* _What the task asks_:
Repeat every record below exactly as written.
▶
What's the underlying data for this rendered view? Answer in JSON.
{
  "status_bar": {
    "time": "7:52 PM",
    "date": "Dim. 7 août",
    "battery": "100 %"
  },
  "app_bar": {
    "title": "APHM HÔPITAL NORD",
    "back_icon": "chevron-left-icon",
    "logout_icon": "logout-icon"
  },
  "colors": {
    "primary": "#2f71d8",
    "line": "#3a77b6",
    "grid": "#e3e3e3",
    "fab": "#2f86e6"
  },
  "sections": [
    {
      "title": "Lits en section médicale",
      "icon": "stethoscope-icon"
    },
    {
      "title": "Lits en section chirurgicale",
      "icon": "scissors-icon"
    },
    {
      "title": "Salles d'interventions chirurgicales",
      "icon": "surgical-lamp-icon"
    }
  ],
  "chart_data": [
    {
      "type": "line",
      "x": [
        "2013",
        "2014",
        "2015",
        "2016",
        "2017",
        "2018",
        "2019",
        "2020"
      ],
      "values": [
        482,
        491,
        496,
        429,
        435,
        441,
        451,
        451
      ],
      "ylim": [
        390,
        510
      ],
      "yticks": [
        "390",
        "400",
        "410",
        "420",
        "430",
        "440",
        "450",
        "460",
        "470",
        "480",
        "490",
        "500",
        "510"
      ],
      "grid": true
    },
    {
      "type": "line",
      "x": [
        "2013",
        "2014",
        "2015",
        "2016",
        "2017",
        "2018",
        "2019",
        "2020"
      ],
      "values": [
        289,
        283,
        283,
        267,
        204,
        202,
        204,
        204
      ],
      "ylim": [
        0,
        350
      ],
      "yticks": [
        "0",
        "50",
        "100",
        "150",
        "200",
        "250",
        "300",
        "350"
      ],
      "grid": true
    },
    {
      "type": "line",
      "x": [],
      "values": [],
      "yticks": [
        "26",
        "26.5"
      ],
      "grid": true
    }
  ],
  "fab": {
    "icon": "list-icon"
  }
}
◀
* _Task result_:
What's the underlying data for this rendered view? Answer in JSON.
{
  "status_bar": {
    "time": "7:52 PM",
    "date": "Dim. 7 août",
    "battery": "100 %"
  },
  "app_bar": {
    "title": "APHM HÔPITAL NORD",
    "back_icon": "chevron-left-icon",
    "logout_icon": "logout-icon"
  },
  "colors": {
    "primary": "#2f71d8",
    "line": "#3a77b6",
    "grid": "#e3e3e3",
    "fab": "#2f86e6"
  },
  "sections": [
    {
      "title": "Lits en section médicale",
      "icon": "stethoscope-icon"
    },
    {
      "title": "Lits en section chirurgicale",
      "icon": "scissors-icon"
    },
    {
      "title": "Salles d'interventions chirurgicales",
      "icon": "surgical-lamp-icon"
    }
  ],
  "chart_data": [
    {
      "type": "line",
      "x": [
        "2013",
        "2014",
        "2015",
        "2016",
        "2017",
        "2018",
        "2019",
        "2020"
      ],
      "values": [
        482,
        491,
        496,
        429,
        435,
        441,
        451,
        451
      ],
      "ylim": [
        390,
        510
      ],
      "yticks": [
        "390",
        "400",
        "410",
        "420",
        "430",
        "440",
        "450",
        "460",
        "470",
        "480",
        "490",
        "500",
        "510"
      ],
      "grid": true
    },
    {
      "type": "line",
      "x": [
        "2013",
        "2014",
        "2015",
        "2016",
        "2017",
        "2018",
        "2019",
        "2020"
      ],
      "values": [
        289,
        283,
        283,
        267,
        204,
        202,
        204,
        204
      ],
      "ylim": [
        0,
        350
      ],
      "yticks": [
        "0",
        "50",
        "100",
        "150",
        "200",
        "250",
        "300",
        "350"
      ],
      "grid": true
    },
    {
      "type": "line",
      "x": [],
      "values": [],
      "yticks": [
        "26",
        "26.5"
      ],
      "grid": true
    }
  ],
  "fab": {
    "icon": "list-icon"
  }
}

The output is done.